● **THE PROBLEM**:
List all lines in the material below that contain "JSON".

'''

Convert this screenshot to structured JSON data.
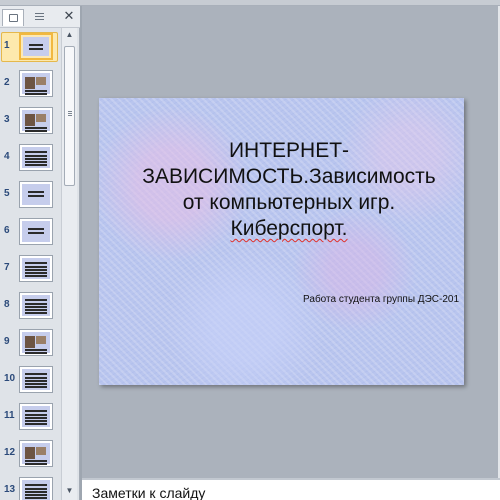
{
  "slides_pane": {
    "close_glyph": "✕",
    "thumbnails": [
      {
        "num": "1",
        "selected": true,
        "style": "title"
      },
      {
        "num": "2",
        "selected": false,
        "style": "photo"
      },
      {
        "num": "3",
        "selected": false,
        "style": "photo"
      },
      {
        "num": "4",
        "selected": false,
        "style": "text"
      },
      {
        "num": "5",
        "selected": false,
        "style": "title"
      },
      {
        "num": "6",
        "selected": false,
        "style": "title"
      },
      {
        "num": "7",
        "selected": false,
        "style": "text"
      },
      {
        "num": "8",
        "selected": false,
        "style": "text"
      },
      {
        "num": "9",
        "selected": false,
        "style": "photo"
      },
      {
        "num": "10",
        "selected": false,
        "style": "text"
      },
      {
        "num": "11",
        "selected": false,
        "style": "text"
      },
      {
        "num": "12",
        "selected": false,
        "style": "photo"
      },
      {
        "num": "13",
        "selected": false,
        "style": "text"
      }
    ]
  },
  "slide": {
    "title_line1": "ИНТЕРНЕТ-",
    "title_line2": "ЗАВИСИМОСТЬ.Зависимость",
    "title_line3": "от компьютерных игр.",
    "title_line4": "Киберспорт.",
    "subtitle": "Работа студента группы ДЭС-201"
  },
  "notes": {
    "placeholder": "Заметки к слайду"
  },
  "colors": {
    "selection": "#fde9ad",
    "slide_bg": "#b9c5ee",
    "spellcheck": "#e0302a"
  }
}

'''
'''

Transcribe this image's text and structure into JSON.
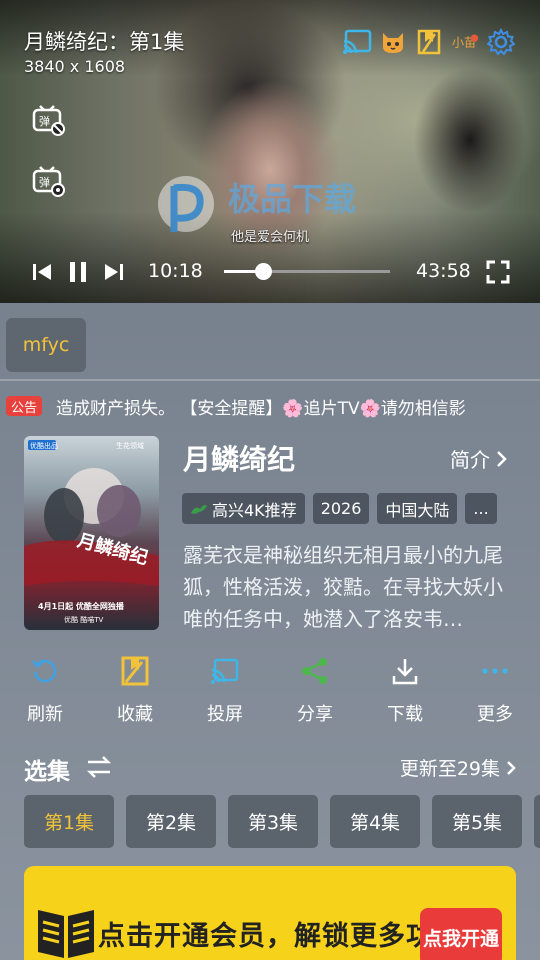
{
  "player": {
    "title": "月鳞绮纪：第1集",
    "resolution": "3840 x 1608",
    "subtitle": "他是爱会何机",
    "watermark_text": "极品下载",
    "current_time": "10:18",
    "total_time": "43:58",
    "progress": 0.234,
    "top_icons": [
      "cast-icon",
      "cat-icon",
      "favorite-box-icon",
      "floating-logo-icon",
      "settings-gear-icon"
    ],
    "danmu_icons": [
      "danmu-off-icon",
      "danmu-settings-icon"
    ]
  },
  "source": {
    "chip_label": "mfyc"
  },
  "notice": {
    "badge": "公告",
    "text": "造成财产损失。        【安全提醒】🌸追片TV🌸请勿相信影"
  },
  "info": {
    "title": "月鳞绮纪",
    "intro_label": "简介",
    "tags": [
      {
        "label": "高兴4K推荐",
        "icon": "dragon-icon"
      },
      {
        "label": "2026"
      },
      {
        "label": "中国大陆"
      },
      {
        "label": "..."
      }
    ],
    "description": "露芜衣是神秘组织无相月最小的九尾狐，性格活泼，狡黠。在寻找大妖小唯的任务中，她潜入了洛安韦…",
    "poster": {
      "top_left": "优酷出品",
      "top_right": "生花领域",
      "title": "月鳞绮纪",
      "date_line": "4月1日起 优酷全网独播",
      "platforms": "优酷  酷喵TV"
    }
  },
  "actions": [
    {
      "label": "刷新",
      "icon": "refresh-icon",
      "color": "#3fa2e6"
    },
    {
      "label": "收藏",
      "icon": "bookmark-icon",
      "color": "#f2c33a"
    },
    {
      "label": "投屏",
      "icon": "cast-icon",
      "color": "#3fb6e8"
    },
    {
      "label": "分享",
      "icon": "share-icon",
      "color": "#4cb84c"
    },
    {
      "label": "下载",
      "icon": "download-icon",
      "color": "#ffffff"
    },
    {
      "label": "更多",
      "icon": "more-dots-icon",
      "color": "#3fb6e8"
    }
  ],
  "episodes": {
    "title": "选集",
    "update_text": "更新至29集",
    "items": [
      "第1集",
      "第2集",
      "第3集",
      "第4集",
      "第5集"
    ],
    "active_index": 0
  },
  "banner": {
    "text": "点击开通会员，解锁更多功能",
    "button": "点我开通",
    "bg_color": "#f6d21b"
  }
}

'''

● **CORRECT RESULT**:
Convert this screenshot to structured JSON data.
Transcribe this image's text and structure into JSON.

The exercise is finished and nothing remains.